> _SET EXERCISE_
State only how many lines below include the string "Channel".

> _RECORDED INFORMATION_
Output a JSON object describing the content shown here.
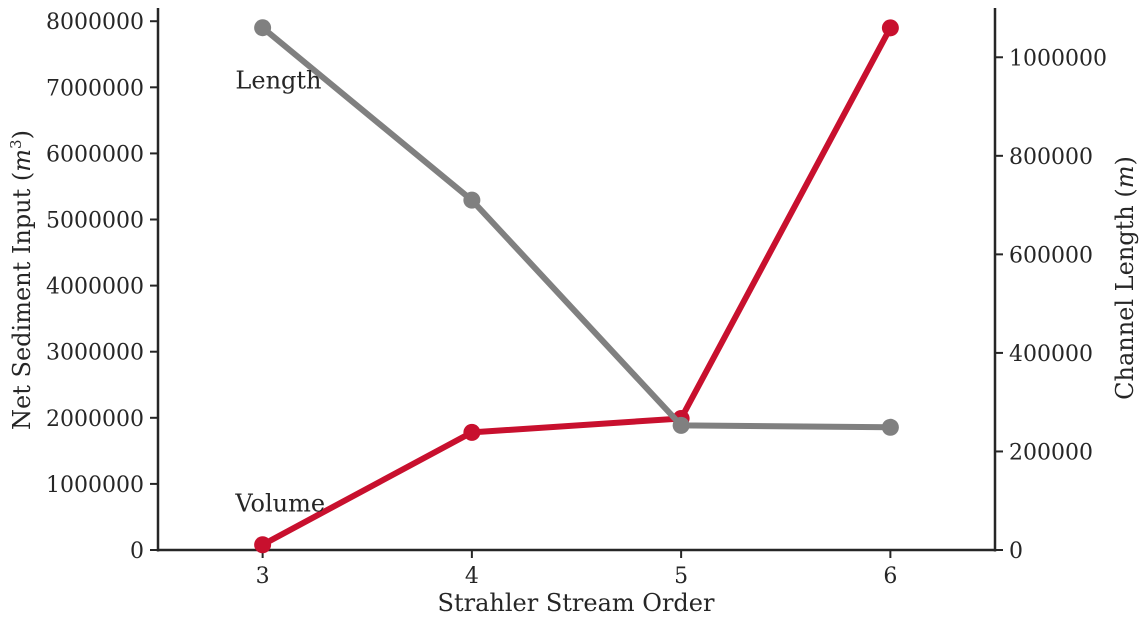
{
  "chart_data": {
    "type": "line",
    "x": [
      3,
      4,
      5,
      6
    ],
    "xlim": [
      2.5,
      6.5
    ],
    "xticks": [
      "3",
      "4",
      "5",
      "6"
    ],
    "xlabel": "Strahler Stream Order",
    "left_axis": {
      "label": "Net Sediment Input (m³)",
      "label_main": "Net Sediment Input (",
      "label_var": "m",
      "label_sup": "3",
      "label_close": ")",
      "ylim": [
        0,
        8200000
      ],
      "ticks": [
        0,
        1000000,
        2000000,
        3000000,
        4000000,
        5000000,
        6000000,
        7000000,
        8000000
      ]
    },
    "right_axis": {
      "label": "Channel Length (m)",
      "label_main": "Channel Length (",
      "label_var": "m",
      "label_close": ")",
      "ylim": [
        0,
        1100000
      ],
      "ticks": [
        0,
        200000,
        400000,
        600000,
        800000,
        1000000
      ]
    },
    "series": [
      {
        "name": "Volume",
        "axis": "left",
        "color": "#c8102e",
        "values": [
          80000,
          1780000,
          1990000,
          7900000
        ]
      },
      {
        "name": "Length",
        "axis": "right",
        "color": "#808080",
        "values": [
          1060000,
          710000,
          253000,
          249000
        ]
      }
    ],
    "annotations": [
      {
        "text": "Length",
        "x": 2.87,
        "y": 7100000,
        "axis": "left"
      },
      {
        "text": "Volume",
        "x": 2.87,
        "y": 700000,
        "axis": "left"
      }
    ],
    "grid": false
  }
}
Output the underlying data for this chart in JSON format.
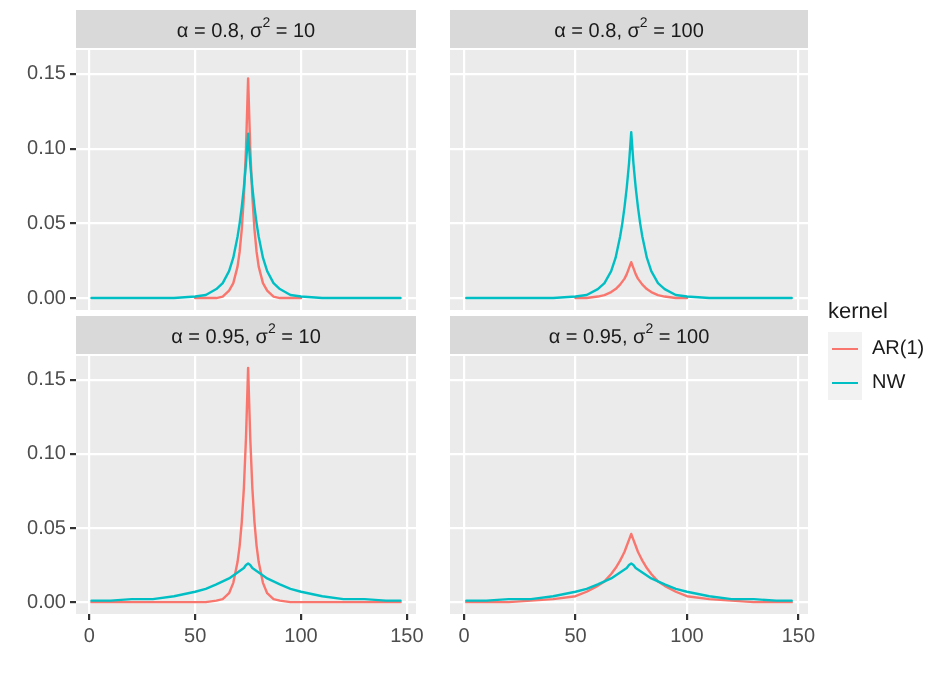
{
  "chart_data": [
    {
      "type": "line",
      "title": "α = 0.8, σ$^{2}$ = 10",
      "x": [
        1,
        10,
        20,
        30,
        40,
        50,
        55,
        60,
        63,
        66,
        68,
        70,
        71,
        72,
        73,
        74,
        75,
        76,
        77,
        78,
        79,
        80,
        82,
        84,
        87,
        90,
        95,
        100,
        110,
        120,
        130,
        140,
        147
      ],
      "xlim": [
        -6.3,
        154.3
      ],
      "ylim": [
        -0.008,
        0.166
      ],
      "xticks": [
        0,
        50,
        100,
        150
      ],
      "yticks": [
        {
          "value": 0,
          "label": "0.00"
        },
        {
          "value": 0.05,
          "label": "0.05"
        },
        {
          "value": 0.1,
          "label": "0.10"
        },
        {
          "value": 0.15,
          "label": "0.15"
        }
      ],
      "tick_labels": "y",
      "grid": true,
      "marker": "none",
      "legend": "right",
      "legend_title": "kernel",
      "series": [
        {
          "name": "AR(1)",
          "color": "#f8766d",
          "values": [
            null,
            null,
            null,
            null,
            null,
            0,
            0,
            0,
            0.001,
            0.005,
            0.01,
            0.021,
            0.031,
            0.046,
            0.068,
            0.1,
            0.147,
            0.1,
            0.068,
            0.046,
            0.031,
            0.021,
            0.01,
            0.005,
            0.001,
            0,
            0,
            0,
            null,
            null,
            null,
            null,
            null
          ]
        },
        {
          "name": "NW",
          "color": "#00bfc4",
          "values": [
            0,
            0,
            0,
            0,
            0,
            0.001,
            0.002,
            0.006,
            0.01,
            0.018,
            0.027,
            0.041,
            0.05,
            0.061,
            0.074,
            0.09,
            0.11,
            0.09,
            0.074,
            0.061,
            0.05,
            0.041,
            0.027,
            0.018,
            0.01,
            0.006,
            0.002,
            0.001,
            0,
            0,
            0,
            0,
            0
          ]
        }
      ]
    },
    {
      "type": "line",
      "title": "α = 0.8, σ$^{2}$ = 100",
      "x": [
        1,
        10,
        20,
        30,
        40,
        50,
        55,
        60,
        63,
        66,
        68,
        70,
        71,
        72,
        73,
        74,
        75,
        76,
        77,
        78,
        79,
        80,
        82,
        84,
        87,
        90,
        95,
        100,
        110,
        120,
        130,
        140,
        147
      ],
      "xlim": [
        -6.3,
        154.3
      ],
      "ylim": [
        -0.008,
        0.166
      ],
      "xticks": [
        0,
        50,
        100,
        150
      ],
      "yticks": [
        0,
        0.05,
        0.1,
        0.15
      ],
      "tick_labels": false,
      "grid": true,
      "marker": "none",
      "series": [
        {
          "color": "#f8766d",
          "values": [
            null,
            null,
            null,
            null,
            null,
            0,
            0,
            0.001,
            0.002,
            0.004,
            0.006,
            0.009,
            0.011,
            0.013,
            0.016,
            0.02,
            0.024,
            0.02,
            0.016,
            0.013,
            0.011,
            0.009,
            0.006,
            0.004,
            0.002,
            0.001,
            0,
            0,
            null,
            null,
            null,
            null,
            null
          ]
        },
        {
          "color": "#00bfc4",
          "values": [
            0,
            0,
            0,
            0,
            0,
            0.001,
            0.002,
            0.006,
            0.01,
            0.018,
            0.027,
            0.041,
            0.05,
            0.061,
            0.074,
            0.09,
            0.111,
            0.09,
            0.074,
            0.061,
            0.05,
            0.041,
            0.027,
            0.018,
            0.01,
            0.006,
            0.002,
            0.001,
            0,
            0,
            0,
            0,
            0
          ]
        }
      ]
    },
    {
      "type": "line",
      "title": "α = 0.95, σ$^{2}$ = 10",
      "x": [
        1,
        10,
        20,
        30,
        40,
        50,
        55,
        60,
        63,
        66,
        68,
        70,
        71,
        72,
        73,
        74,
        75,
        76,
        77,
        78,
        79,
        80,
        82,
        84,
        87,
        90,
        95,
        100,
        110,
        120,
        130,
        140,
        147
      ],
      "xlim": [
        -6.3,
        154.3
      ],
      "ylim": [
        -0.008,
        0.166
      ],
      "xticks": [
        0,
        50,
        100,
        150
      ],
      "yticks": [
        {
          "value": 0,
          "label": "0.00"
        },
        {
          "value": 0.05,
          "label": "0.05"
        },
        {
          "value": 0.1,
          "label": "0.10"
        },
        {
          "value": 0.15,
          "label": "0.15"
        }
      ],
      "grid": true,
      "marker": "none",
      "series": [
        {
          "color": "#f8766d",
          "values": [
            0,
            0,
            0,
            0,
            0,
            0,
            0,
            0.001,
            0.002,
            0.006,
            0.013,
            0.027,
            0.038,
            0.054,
            0.077,
            0.111,
            0.158,
            0.111,
            0.077,
            0.054,
            0.038,
            0.027,
            0.013,
            0.006,
            0.002,
            0.001,
            0,
            0,
            0,
            0,
            0,
            0,
            0
          ]
        },
        {
          "color": "#00bfc4",
          "values": [
            0.001,
            0.001,
            0.002,
            0.002,
            0.004,
            0.007,
            0.009,
            0.012,
            0.014,
            0.016,
            0.018,
            0.02,
            0.021,
            0.022,
            0.023,
            0.025,
            0.026,
            0.025,
            0.023,
            0.022,
            0.021,
            0.02,
            0.018,
            0.016,
            0.014,
            0.012,
            0.009,
            0.007,
            0.004,
            0.002,
            0.002,
            0.001,
            0.001
          ]
        }
      ]
    },
    {
      "type": "line",
      "title": "α = 0.95, σ$^{2}$ = 100",
      "x": [
        1,
        10,
        20,
        30,
        40,
        50,
        55,
        60,
        63,
        66,
        68,
        70,
        71,
        72,
        73,
        74,
        75,
        76,
        77,
        78,
        79,
        80,
        82,
        84,
        87,
        90,
        95,
        100,
        110,
        120,
        130,
        140,
        147
      ],
      "xlim": [
        -6.3,
        154.3
      ],
      "ylim": [
        -0.008,
        0.166
      ],
      "xticks": [
        0,
        50,
        100,
        150
      ],
      "yticks": [
        0,
        0.05,
        0.1,
        0.15
      ],
      "tick_labels": "x",
      "grid": true,
      "marker": "none",
      "series": [
        {
          "color": "#f8766d",
          "values": [
            0,
            0,
            0,
            0.001,
            0.002,
            0.004,
            0.007,
            0.011,
            0.014,
            0.019,
            0.023,
            0.028,
            0.031,
            0.034,
            0.038,
            0.042,
            0.046,
            0.042,
            0.038,
            0.034,
            0.031,
            0.028,
            0.023,
            0.019,
            0.014,
            0.011,
            0.007,
            0.004,
            0.002,
            0.001,
            0,
            0,
            0
          ]
        },
        {
          "color": "#00bfc4",
          "values": [
            0.001,
            0.001,
            0.002,
            0.002,
            0.004,
            0.007,
            0.009,
            0.012,
            0.014,
            0.016,
            0.018,
            0.02,
            0.021,
            0.022,
            0.023,
            0.025,
            0.026,
            0.025,
            0.023,
            0.022,
            0.021,
            0.02,
            0.018,
            0.016,
            0.014,
            0.012,
            0.009,
            0.007,
            0.004,
            0.002,
            0.002,
            0.001,
            0.001
          ]
        }
      ]
    }
  ]
}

> _RESULT_
2